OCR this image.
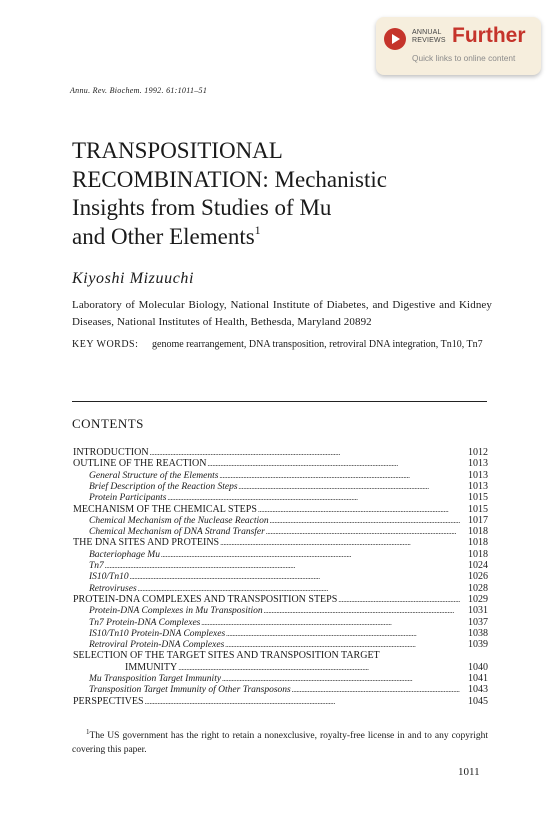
ANNUAL
REVIEWS Further
Quick links to online content
Annu. Rev. Biochem. 1992. 61:1011–51
TRANSPOSITIONAL
RECOMBINATION: Mechanistic
Insights from Studies of Mu
and Other Elements$^1$
Kiyoshi Mizuuchi
Laboratory of Molecular Biology, National Institute of Diabetes, and Digestive and Kidney Diseases, National Institutes of Health, Bethesda, Maryland 20892
KEY WORDS: genome rearrangement, DNA transposition, retroviral DNA integration, Tn10, Tn7
CONTENTS
INTRODUCTION . . .	1012
OUTLINE OF THE REACTION . . .	1013
General Structure of the Elements . . .	1013
Brief Description of the Reaction Steps . . .	1013
Protein Participants . . .	1015
MECHANISM OF THE CHEMICAL STEPS . . .	1015
Chemical Mechanism of the Nuclease Reaction . . .	1017
Chemical Mechanism of DNA Strand Transfer . . .	1018
THE DNA SITES AND PROTEINS . . .	1018
Bacteriophage Mu . . .	1018
Tn7 . . .	1024
IS10/Tn10 . . .	1026
Retroviruses . . .	1028
PROTEIN-DNA COMPLEXES AND TRANSPOSITION STEPS . . .	1029
Protein-DNA Complexes in Mu Transposition . . .	1031
Tn7 Protein-DNA Complexes . . .	1037
IS10/Tn10 Protein-DNA Complexes . . .	1038
Retroviral Protein-DNA Complexes . . .	1039
SELECTION OF THE TARGET SITES AND TRANSPOSITION TARGET
IMMUNITY . . .	1040
Mu Transposition Target Immunity . . .	1041
Transposition Target Immunity of Other Transposons . . .	1043
PERSPECTIVES . . .	1045
$^1$The US government has the right to retain a nonexclusive, royalty-free license in and to any copyright covering this paper.
1011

_WHAT TO DO_:
Give the complete material again, exactly as written. Do not include the pictures.

_THE ANSWER_:
OCR this image.
ANNUAL
REVIEWS Further
Quick links to online content
Annu. Rev. Biochem. 1992. 61:1011–51
TRANSPOSITIONAL
RECOMBINATION: Mechanistic
Insights from Studies of Mu
and Other Elements$^1$
Kiyoshi Mizuuchi
Laboratory of Molecular Biology, National Institute of Diabetes, and Digestive and Kidney Diseases, National Institutes of Health, Bethesda, Maryland 20892
KEY WORDS: genome rearrangement, DNA transposition, retroviral DNA integration, Tn10, Tn7
CONTENTS
INTRODUCTION . . .	1012
OUTLINE OF THE REACTION . . .	1013
General Structure of the Elements . . .	1013
Brief Description of the Reaction Steps . . .	1013
Protein Participants . . .	1015
MECHANISM OF THE CHEMICAL STEPS . . .	1015
Chemical Mechanism of the Nuclease Reaction . . .	1017
Chemical Mechanism of DNA Strand Transfer . . .	1018
THE DNA SITES AND PROTEINS . . .	1018
Bacteriophage Mu . . .	1018
Tn7 . . .	1024
IS10/Tn10 . . .	1026
Retroviruses . . .	1028
PROTEIN-DNA COMPLEXES AND TRANSPOSITION STEPS . . .	1029
Protein-DNA Complexes in Mu Transposition . . .	1031
Tn7 Protein-DNA Complexes . . .	1037
IS10/Tn10 Protein-DNA Complexes . . .	1038
Retroviral Protein-DNA Complexes . . .	1039
SELECTION OF THE TARGET SITES AND TRANSPOSITION TARGET
IMMUNITY . . .	1040
Mu Transposition Target Immunity . . .	1041
Transposition Target Immunity of Other Transposons . . .	1043
PERSPECTIVES . . .	1045
$^1$The US government has the right to retain a nonexclusive, royalty-free license in and to any copyright covering this paper.
1011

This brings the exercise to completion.